─── Records provided

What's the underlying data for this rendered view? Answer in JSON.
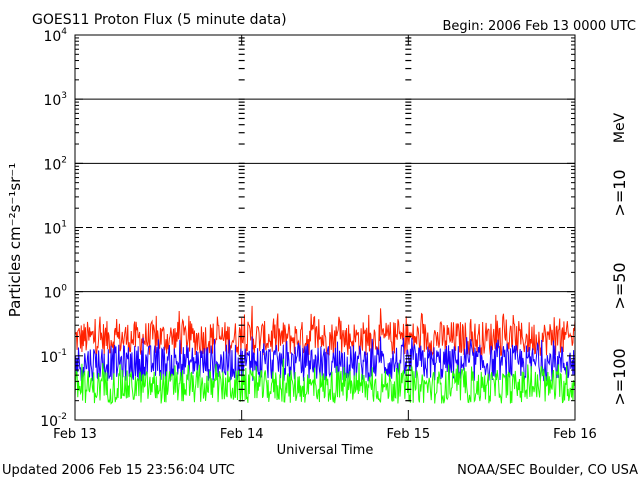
{
  "chart_data": {
    "type": "line",
    "title": "GOES11 Proton Flux (5 minute data)",
    "begin": "Begin: 2006 Feb 13 0000 UTC",
    "updated": "Updated 2006 Feb 15 23:56:04 UTC",
    "credit": "NOAA/SEC Boulder, CO USA",
    "xlabel": "Universal Time",
    "ylabel": "Particles cm⁻²s⁻¹sr⁻¹",
    "units": "MeV",
    "yscale": "log",
    "ylim": [
      0.01,
      10000
    ],
    "xlim": [
      0,
      72
    ],
    "x_unit": "hours since Feb 13 00:00 UTC",
    "x_ticks": [
      {
        "x": 0,
        "label": "Feb 13"
      },
      {
        "x": 24,
        "label": "Feb 14"
      },
      {
        "x": 48,
        "label": "Feb 15"
      },
      {
        "x": 72,
        "label": "Feb 16"
      }
    ],
    "y_ticks": [
      {
        "value": 0.01,
        "base": "10",
        "exp": "-2"
      },
      {
        "value": 0.1,
        "base": "10",
        "exp": "-1"
      },
      {
        "value": 1,
        "base": "10",
        "exp": "0"
      },
      {
        "value": 10,
        "base": "10",
        "exp": "1"
      },
      {
        "value": 100,
        "base": "10",
        "exp": "2"
      },
      {
        "value": 1000,
        "base": "10",
        "exp": "3"
      },
      {
        "value": 10000,
        "base": "10",
        "exp": "4"
      }
    ],
    "thresholds": [
      {
        "value": 10,
        "style": "dashed"
      },
      {
        "value": 1,
        "style": "solid"
      },
      {
        "value": 100,
        "style": "solid"
      },
      {
        "value": 1000,
        "style": "solid"
      }
    ],
    "series": [
      {
        "name": ">=10",
        "color": "#ff2200",
        "typical": [
          0.1,
          0.35
        ],
        "peaks": [
          [
            15,
            0.5
          ],
          [
            25.5,
            0.6
          ],
          [
            34,
            0.45
          ],
          [
            44,
            0.55
          ],
          [
            69,
            0.4
          ]
        ]
      },
      {
        "name": ">=50",
        "color": "#1a00ff",
        "typical": [
          0.04,
          0.15
        ],
        "peaks": [
          [
            25.5,
            0.2
          ],
          [
            44,
            0.2
          ]
        ]
      },
      {
        "name": ">=100",
        "color": "#22ff00",
        "typical": [
          0.018,
          0.06
        ],
        "peaks": [
          [
            30,
            0.09
          ]
        ]
      }
    ]
  }
}
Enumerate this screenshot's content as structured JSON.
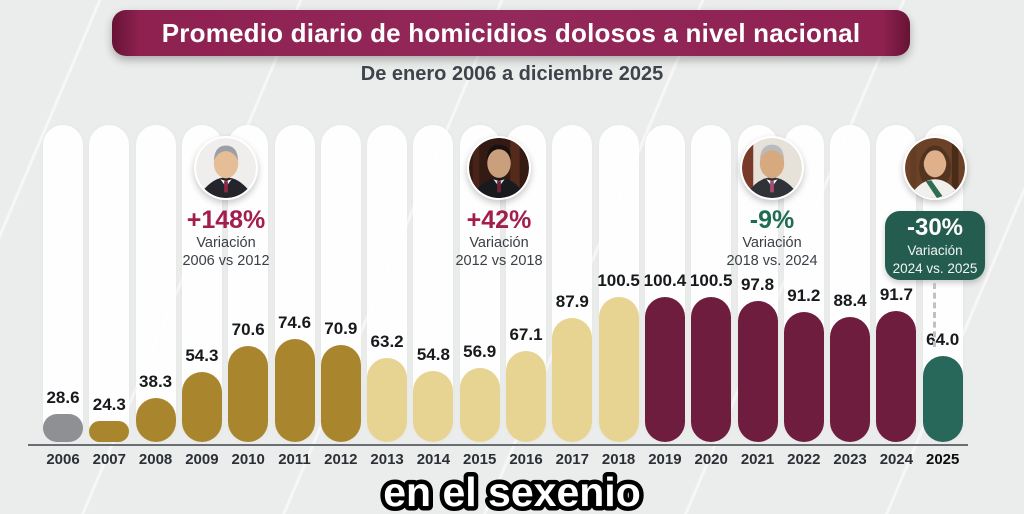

──────

Required task
Look through the entries above and report each line where the string "this" occurs.

Task result
What's the underlying data for this rendered view? Answer in JSON.
Enumerate this screenshot's content as structured JSON.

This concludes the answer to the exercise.